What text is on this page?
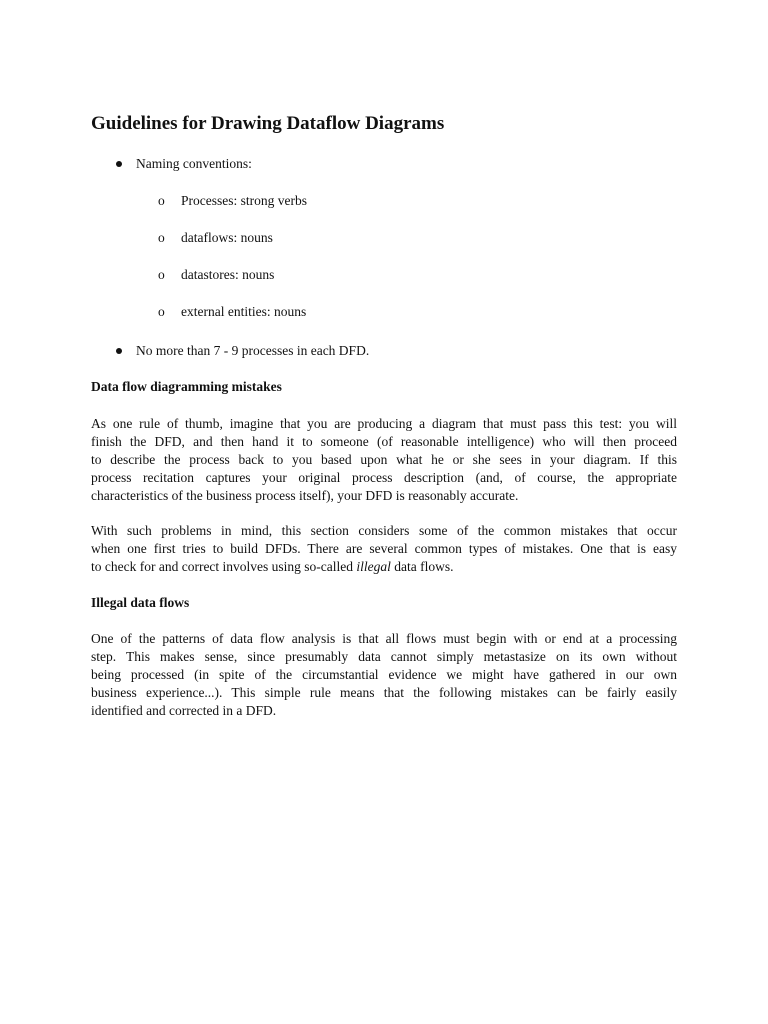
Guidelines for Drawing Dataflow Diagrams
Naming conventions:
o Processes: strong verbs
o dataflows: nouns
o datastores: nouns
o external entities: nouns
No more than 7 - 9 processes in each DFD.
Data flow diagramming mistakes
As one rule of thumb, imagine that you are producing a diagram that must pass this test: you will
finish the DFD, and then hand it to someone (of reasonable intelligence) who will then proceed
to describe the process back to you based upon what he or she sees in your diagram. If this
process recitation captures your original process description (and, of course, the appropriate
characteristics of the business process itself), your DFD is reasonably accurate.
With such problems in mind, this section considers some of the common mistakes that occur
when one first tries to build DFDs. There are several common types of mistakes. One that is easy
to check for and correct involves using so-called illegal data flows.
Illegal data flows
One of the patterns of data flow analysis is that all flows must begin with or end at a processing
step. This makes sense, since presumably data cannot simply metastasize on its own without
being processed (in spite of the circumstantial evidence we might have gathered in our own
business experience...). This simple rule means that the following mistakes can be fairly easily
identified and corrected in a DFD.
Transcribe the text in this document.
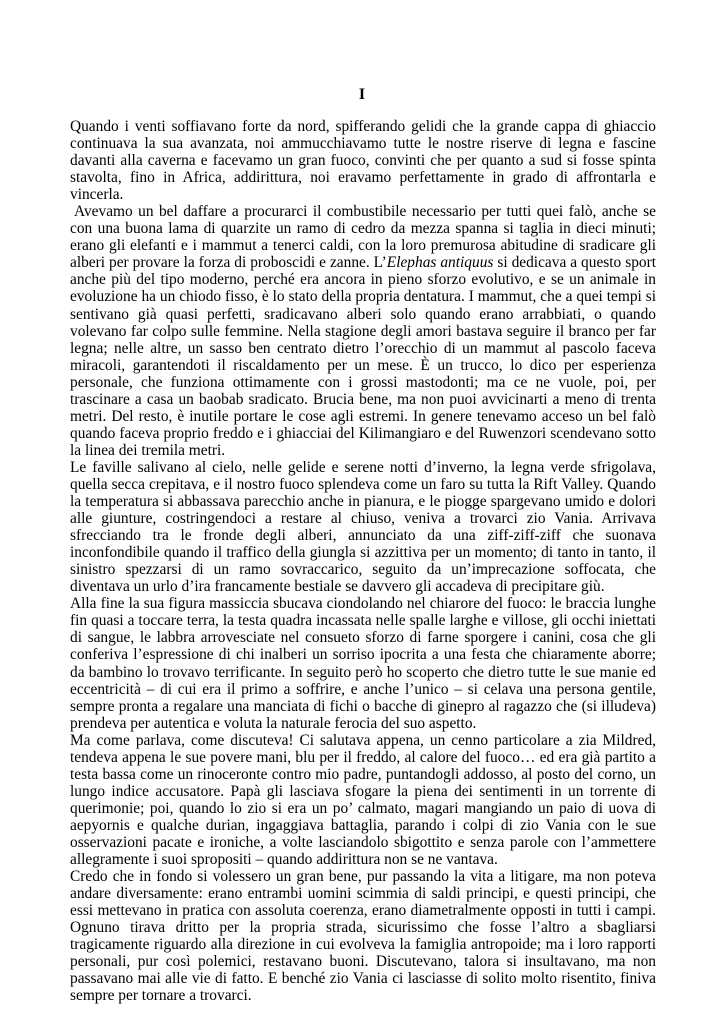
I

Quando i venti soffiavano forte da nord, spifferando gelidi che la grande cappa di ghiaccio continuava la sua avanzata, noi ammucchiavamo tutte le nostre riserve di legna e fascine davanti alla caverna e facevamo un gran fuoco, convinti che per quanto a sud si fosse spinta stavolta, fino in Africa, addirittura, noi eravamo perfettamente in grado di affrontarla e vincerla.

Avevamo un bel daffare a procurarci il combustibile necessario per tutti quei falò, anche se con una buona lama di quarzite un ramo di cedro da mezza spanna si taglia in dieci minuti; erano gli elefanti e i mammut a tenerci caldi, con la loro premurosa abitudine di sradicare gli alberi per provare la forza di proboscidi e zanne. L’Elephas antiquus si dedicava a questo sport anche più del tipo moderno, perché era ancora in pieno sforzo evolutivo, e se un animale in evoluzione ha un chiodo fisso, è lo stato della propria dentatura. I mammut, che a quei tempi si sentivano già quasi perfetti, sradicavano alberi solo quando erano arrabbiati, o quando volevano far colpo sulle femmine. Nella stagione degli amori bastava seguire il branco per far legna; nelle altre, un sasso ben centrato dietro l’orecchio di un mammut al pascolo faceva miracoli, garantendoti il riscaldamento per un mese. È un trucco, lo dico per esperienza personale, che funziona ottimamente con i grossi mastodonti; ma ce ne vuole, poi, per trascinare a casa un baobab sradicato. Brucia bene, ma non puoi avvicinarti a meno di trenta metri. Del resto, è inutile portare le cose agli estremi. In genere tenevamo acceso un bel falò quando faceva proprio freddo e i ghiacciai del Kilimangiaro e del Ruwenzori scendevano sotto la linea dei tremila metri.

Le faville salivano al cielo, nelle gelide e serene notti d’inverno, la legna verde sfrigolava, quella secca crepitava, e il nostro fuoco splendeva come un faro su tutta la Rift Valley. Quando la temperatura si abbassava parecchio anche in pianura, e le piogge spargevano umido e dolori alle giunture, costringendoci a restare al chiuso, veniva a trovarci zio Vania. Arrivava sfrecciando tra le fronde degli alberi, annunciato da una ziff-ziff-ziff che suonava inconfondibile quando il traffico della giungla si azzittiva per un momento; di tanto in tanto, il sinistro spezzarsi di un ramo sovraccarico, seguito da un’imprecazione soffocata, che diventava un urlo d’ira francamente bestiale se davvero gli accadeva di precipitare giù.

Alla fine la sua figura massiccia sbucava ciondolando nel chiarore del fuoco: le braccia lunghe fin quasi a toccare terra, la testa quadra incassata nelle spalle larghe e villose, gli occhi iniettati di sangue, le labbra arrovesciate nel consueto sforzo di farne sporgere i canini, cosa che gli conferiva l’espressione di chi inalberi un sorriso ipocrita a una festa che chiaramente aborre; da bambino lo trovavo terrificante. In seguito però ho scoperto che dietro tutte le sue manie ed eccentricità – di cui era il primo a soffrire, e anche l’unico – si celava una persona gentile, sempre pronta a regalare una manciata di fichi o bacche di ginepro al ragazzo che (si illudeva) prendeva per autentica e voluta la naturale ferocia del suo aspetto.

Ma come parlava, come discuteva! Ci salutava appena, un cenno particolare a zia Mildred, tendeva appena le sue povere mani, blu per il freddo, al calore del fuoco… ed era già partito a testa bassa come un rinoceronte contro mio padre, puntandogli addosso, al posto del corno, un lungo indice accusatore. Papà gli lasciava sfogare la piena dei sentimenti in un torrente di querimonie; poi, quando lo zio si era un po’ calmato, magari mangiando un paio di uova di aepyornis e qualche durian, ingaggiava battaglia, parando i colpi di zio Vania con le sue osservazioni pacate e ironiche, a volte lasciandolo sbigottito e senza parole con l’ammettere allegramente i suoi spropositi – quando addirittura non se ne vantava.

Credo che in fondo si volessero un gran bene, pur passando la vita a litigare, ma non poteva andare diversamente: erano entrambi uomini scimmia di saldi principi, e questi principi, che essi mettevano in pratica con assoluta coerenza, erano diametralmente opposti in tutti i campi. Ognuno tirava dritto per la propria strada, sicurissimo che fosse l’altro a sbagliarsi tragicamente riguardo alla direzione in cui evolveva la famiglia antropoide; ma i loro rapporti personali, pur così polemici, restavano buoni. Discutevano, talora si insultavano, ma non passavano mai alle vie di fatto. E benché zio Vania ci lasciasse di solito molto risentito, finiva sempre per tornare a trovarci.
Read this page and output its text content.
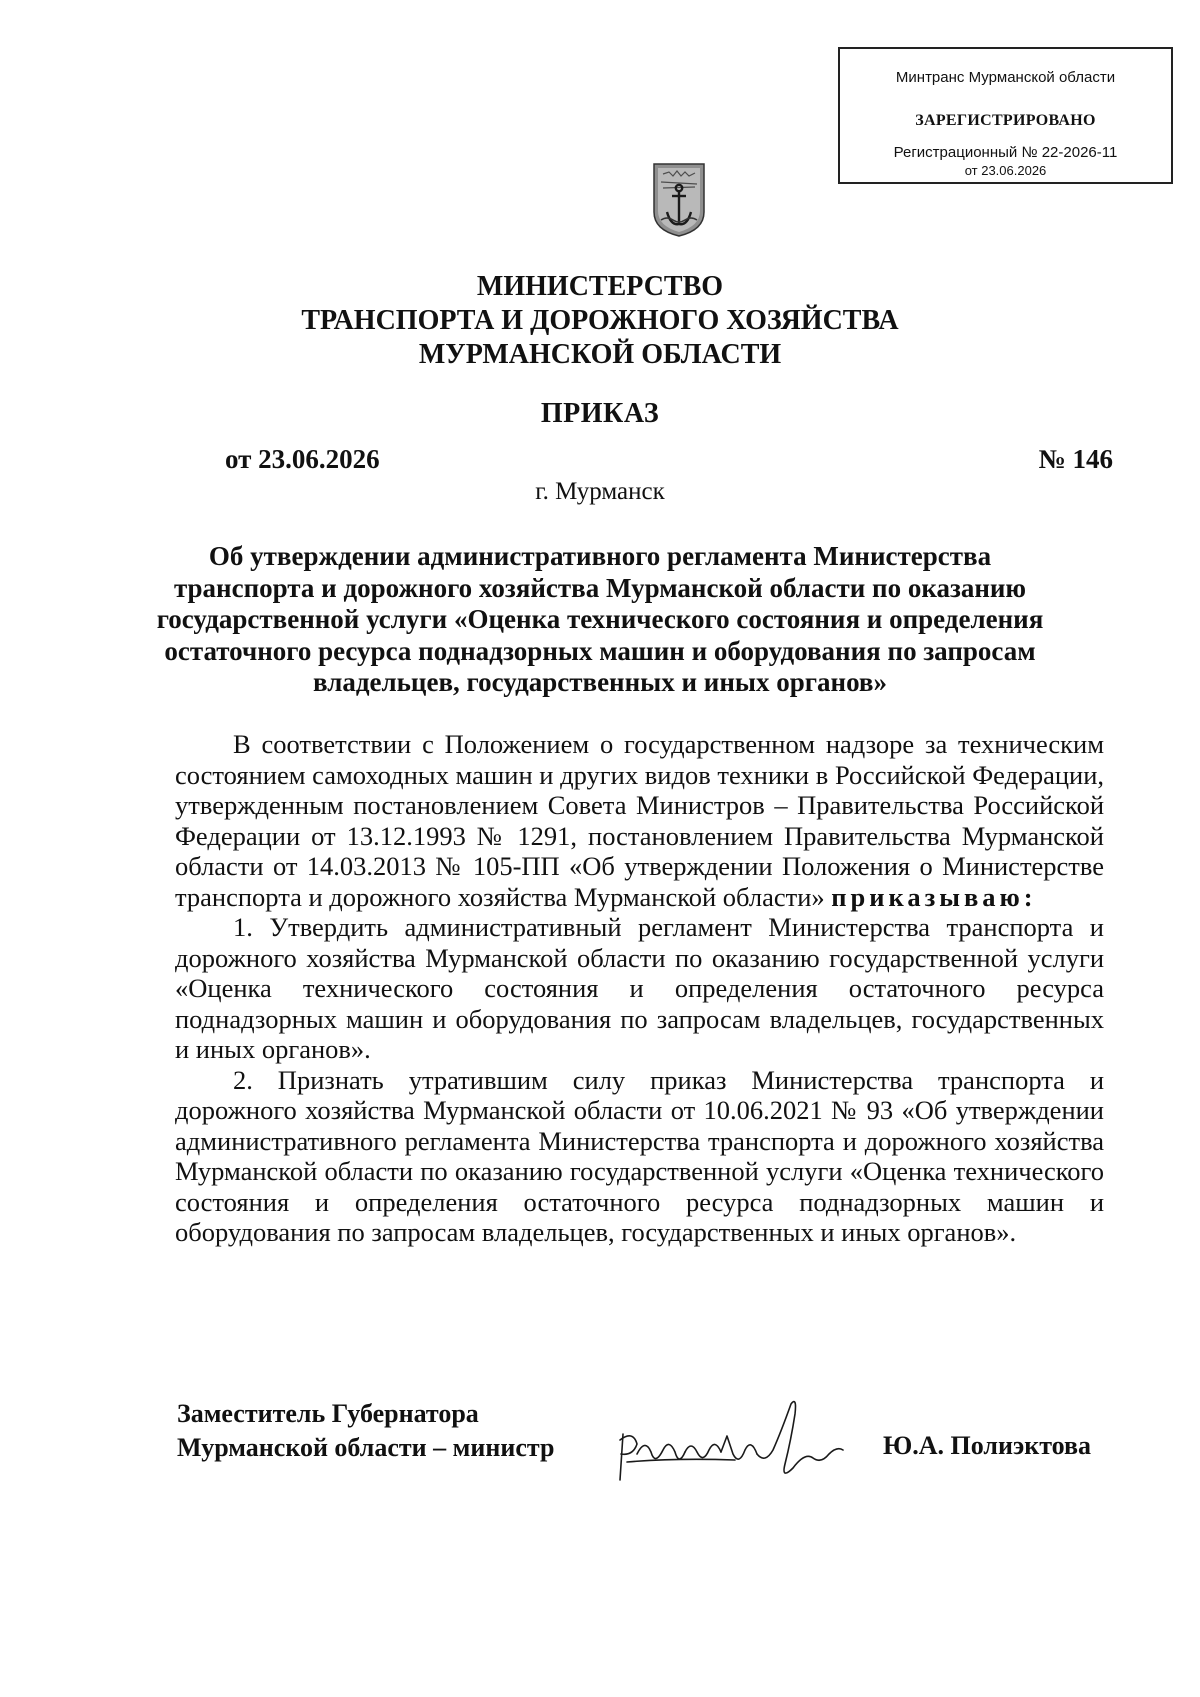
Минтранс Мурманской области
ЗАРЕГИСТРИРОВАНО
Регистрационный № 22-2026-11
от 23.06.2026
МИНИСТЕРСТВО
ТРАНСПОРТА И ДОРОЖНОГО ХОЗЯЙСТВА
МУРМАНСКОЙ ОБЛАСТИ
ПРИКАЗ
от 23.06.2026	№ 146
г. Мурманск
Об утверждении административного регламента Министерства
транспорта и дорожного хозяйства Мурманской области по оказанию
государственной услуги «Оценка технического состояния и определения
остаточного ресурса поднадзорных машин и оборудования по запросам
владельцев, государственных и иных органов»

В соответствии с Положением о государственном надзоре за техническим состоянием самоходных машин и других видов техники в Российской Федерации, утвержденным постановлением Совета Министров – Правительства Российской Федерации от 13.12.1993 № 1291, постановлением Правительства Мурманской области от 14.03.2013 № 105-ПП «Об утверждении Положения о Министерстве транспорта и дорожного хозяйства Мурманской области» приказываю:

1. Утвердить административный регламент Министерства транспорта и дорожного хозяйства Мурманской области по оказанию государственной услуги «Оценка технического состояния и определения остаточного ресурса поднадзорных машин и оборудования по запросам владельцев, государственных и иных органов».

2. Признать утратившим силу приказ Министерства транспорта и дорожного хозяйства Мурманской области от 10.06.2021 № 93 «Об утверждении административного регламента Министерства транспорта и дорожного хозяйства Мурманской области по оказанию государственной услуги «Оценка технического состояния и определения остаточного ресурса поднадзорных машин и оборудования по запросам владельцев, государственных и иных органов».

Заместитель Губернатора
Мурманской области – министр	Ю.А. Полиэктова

| Exercise description |
Find every line containing the word "page", then give the total and nothing more.

| Answer for this exercise |
2